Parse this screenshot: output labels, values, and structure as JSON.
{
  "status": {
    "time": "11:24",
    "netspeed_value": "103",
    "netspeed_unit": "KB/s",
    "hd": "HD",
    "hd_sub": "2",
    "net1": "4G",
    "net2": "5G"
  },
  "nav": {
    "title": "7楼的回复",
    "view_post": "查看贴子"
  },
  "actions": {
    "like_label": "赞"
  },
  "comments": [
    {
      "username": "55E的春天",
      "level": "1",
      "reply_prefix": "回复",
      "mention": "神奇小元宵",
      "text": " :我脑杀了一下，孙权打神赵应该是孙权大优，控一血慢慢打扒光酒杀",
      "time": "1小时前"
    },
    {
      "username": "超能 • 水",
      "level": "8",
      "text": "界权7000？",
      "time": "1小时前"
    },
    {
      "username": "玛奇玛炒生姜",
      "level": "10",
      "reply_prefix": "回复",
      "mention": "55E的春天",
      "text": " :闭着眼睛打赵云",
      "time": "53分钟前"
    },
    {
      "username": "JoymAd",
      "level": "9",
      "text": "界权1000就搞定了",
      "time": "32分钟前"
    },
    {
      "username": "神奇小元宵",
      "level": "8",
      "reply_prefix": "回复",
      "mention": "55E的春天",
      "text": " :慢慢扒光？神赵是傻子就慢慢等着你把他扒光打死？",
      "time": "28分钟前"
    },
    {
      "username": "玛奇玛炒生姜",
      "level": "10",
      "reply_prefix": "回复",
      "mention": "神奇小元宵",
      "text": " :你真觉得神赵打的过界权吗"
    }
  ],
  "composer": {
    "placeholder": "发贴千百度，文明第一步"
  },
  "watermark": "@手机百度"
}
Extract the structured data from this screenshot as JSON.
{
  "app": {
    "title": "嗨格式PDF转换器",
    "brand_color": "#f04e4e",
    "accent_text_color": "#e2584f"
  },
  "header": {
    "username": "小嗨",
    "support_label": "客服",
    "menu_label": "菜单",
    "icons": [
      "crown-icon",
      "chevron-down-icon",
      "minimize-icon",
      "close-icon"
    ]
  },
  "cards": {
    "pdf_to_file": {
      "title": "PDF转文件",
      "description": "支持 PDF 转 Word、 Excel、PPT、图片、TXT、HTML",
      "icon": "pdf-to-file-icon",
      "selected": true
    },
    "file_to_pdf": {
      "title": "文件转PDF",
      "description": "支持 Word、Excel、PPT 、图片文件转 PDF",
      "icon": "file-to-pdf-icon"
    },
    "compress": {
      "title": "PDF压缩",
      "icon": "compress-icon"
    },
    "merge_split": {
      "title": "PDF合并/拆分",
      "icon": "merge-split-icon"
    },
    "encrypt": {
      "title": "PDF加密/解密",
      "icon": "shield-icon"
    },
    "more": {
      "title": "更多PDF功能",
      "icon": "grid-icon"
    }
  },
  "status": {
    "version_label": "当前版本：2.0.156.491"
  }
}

▸ **Short exercise**
From the data above, work out how many lines hold "Excel". Answer with the number alone.

▸ **Task output**
2